Return the records that follow unaltered. Omit every picture.

---------------

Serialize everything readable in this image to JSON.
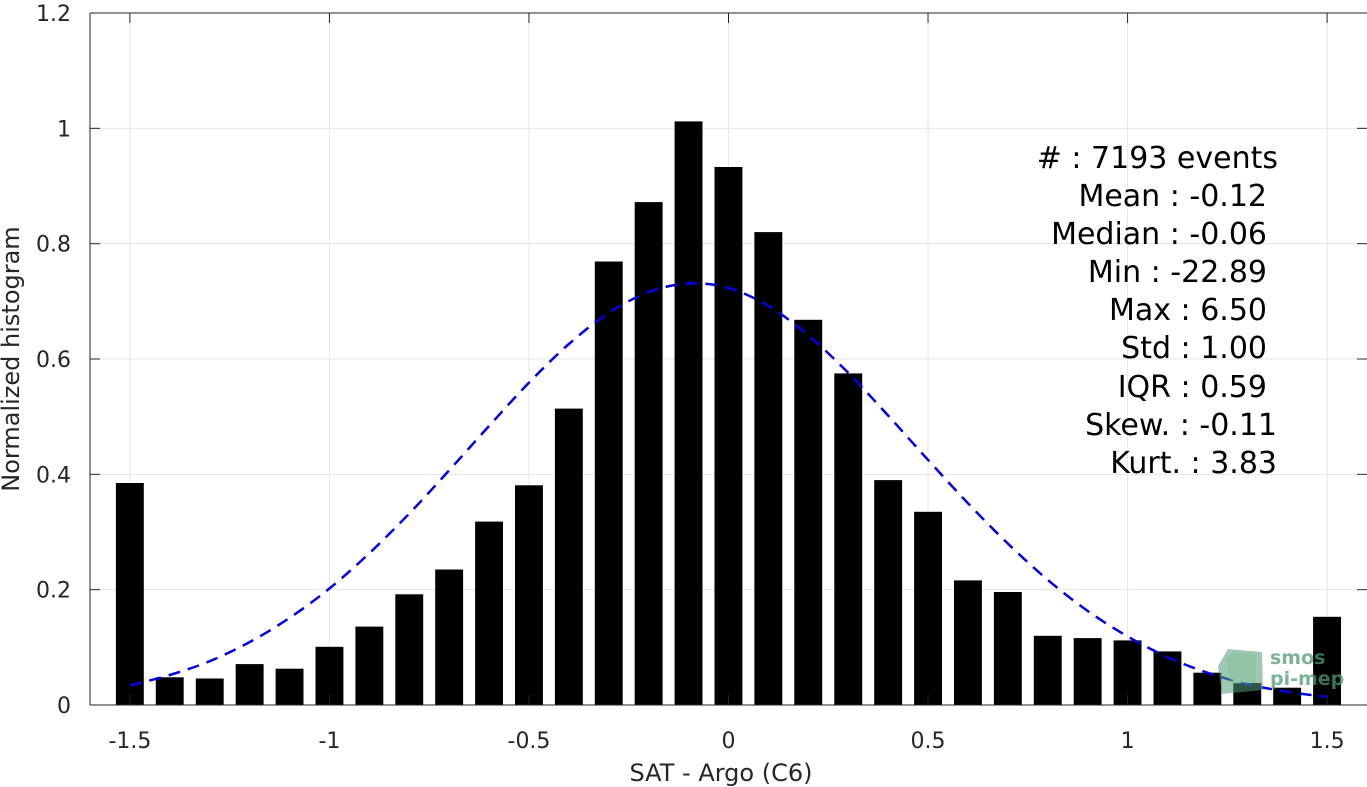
{
  "chart_data": {
    "type": "bar",
    "xlabel": "SAT - Argo (C6)",
    "ylabel": "Normalized histogram",
    "xlim": [
      -1.6,
      1.6
    ],
    "ylim": [
      0,
      1.2
    ],
    "xticks": [
      -1.5,
      -1,
      -0.5,
      0,
      0.5,
      1,
      1.5
    ],
    "xtick_labels": [
      "-1.5",
      "-1",
      "-0.5",
      "0",
      "0.5",
      "1",
      "1.5"
    ],
    "yticks": [
      0,
      0.2,
      0.4,
      0.6,
      0.8,
      1,
      1.2
    ],
    "ytick_labels": [
      "0",
      "0.2",
      "0.4",
      "0.6",
      "0.8",
      "1",
      "1.2"
    ],
    "grid": true,
    "bar_width": 0.07,
    "x": [
      -1.5,
      -1.4,
      -1.3,
      -1.2,
      -1.1,
      -1.0,
      -0.9,
      -0.8,
      -0.7,
      -0.6,
      -0.5,
      -0.4,
      -0.3,
      -0.2,
      -0.1,
      0.0,
      0.1,
      0.2,
      0.3,
      0.4,
      0.5,
      0.6,
      0.7,
      0.8,
      0.9,
      1.0,
      1.1,
      1.2,
      1.3,
      1.4,
      1.5
    ],
    "values": [
      0.385,
      0.048,
      0.046,
      0.071,
      0.063,
      0.101,
      0.136,
      0.192,
      0.235,
      0.318,
      0.381,
      0.514,
      0.769,
      0.872,
      1.012,
      0.933,
      0.82,
      0.668,
      0.575,
      0.39,
      0.335,
      0.216,
      0.196,
      0.12,
      0.116,
      0.112,
      0.093,
      0.056,
      0.038,
      0.03,
      0.153
    ],
    "bar_color": "#000000",
    "fit_curve": {
      "style": "dashed",
      "color": "#0000e6",
      "x": [
        -1.5,
        -1.4,
        -1.3,
        -1.2,
        -1.1,
        -1.0,
        -0.9,
        -0.8,
        -0.7,
        -0.6,
        -0.5,
        -0.4,
        -0.3,
        -0.2,
        -0.1,
        0.0,
        0.1,
        0.2,
        0.3,
        0.4,
        0.5,
        0.6,
        0.7,
        0.8,
        0.9,
        1.0,
        1.1,
        1.2,
        1.3,
        1.4,
        1.5
      ],
      "y": [
        0.034,
        0.052,
        0.076,
        0.109,
        0.151,
        0.202,
        0.263,
        0.332,
        0.407,
        0.484,
        0.559,
        0.626,
        0.68,
        0.716,
        0.731,
        0.723,
        0.692,
        0.641,
        0.576,
        0.502,
        0.425,
        0.35,
        0.28,
        0.217,
        0.163,
        0.119,
        0.083,
        0.056,
        0.036,
        0.023,
        0.014
      ]
    },
    "annotations": [
      "#  : 7193 events",
      "Mean : -0.12",
      "Median : -0.06",
      "Min : -22.89",
      "Max : 6.50",
      "Std : 1.00",
      "IQR : 0.59",
      "Skew. : -0.11",
      "Kurt. : 3.83"
    ],
    "watermark": [
      "smos",
      "pi-mep"
    ]
  }
}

---------------

Solution to the problem:
Serialize everything readable in this image to JSON.
{
  "chart_data": {
    "type": "bar",
    "xlabel": "SAT - Argo (C6)",
    "ylabel": "Normalized histogram",
    "xlim": [
      -1.6,
      1.6
    ],
    "ylim": [
      0,
      1.2
    ],
    "xticks": [
      -1.5,
      -1,
      -0.5,
      0,
      0.5,
      1,
      1.5
    ],
    "xtick_labels": [
      "-1.5",
      "-1",
      "-0.5",
      "0",
      "0.5",
      "1",
      "1.5"
    ],
    "yticks": [
      0,
      0.2,
      0.4,
      0.6,
      0.8,
      1,
      1.2
    ],
    "ytick_labels": [
      "0",
      "0.2",
      "0.4",
      "0.6",
      "0.8",
      "1",
      "1.2"
    ],
    "grid": true,
    "bar_width": 0.07,
    "x": [
      -1.5,
      -1.4,
      -1.3,
      -1.2,
      -1.1,
      -1.0,
      -0.9,
      -0.8,
      -0.7,
      -0.6,
      -0.5,
      -0.4,
      -0.3,
      -0.2,
      -0.1,
      0.0,
      0.1,
      0.2,
      0.3,
      0.4,
      0.5,
      0.6,
      0.7,
      0.8,
      0.9,
      1.0,
      1.1,
      1.2,
      1.3,
      1.4,
      1.5
    ],
    "values": [
      0.385,
      0.048,
      0.046,
      0.071,
      0.063,
      0.101,
      0.136,
      0.192,
      0.235,
      0.318,
      0.381,
      0.514,
      0.769,
      0.872,
      1.012,
      0.933,
      0.82,
      0.668,
      0.575,
      0.39,
      0.335,
      0.216,
      0.196,
      0.12,
      0.116,
      0.112,
      0.093,
      0.056,
      0.038,
      0.03,
      0.153
    ],
    "bar_color": "#000000",
    "fit_curve": {
      "style": "dashed",
      "color": "#0000e6",
      "x": [
        -1.5,
        -1.4,
        -1.3,
        -1.2,
        -1.1,
        -1.0,
        -0.9,
        -0.8,
        -0.7,
        -0.6,
        -0.5,
        -0.4,
        -0.3,
        -0.2,
        -0.1,
        0.0,
        0.1,
        0.2,
        0.3,
        0.4,
        0.5,
        0.6,
        0.7,
        0.8,
        0.9,
        1.0,
        1.1,
        1.2,
        1.3,
        1.4,
        1.5
      ],
      "y": [
        0.034,
        0.052,
        0.076,
        0.109,
        0.151,
        0.202,
        0.263,
        0.332,
        0.407,
        0.484,
        0.559,
        0.626,
        0.68,
        0.716,
        0.731,
        0.723,
        0.692,
        0.641,
        0.576,
        0.502,
        0.425,
        0.35,
        0.28,
        0.217,
        0.163,
        0.119,
        0.083,
        0.056,
        0.036,
        0.023,
        0.014
      ]
    },
    "annotations": [
      "#  : 7193 events",
      "Mean : -0.12",
      "Median : -0.06",
      "Min : -22.89",
      "Max : 6.50",
      "Std : 1.00",
      "IQR : 0.59",
      "Skew. : -0.11",
      "Kurt. : 3.83"
    ],
    "watermark": [
      "smos",
      "pi-mep"
    ]
  }
}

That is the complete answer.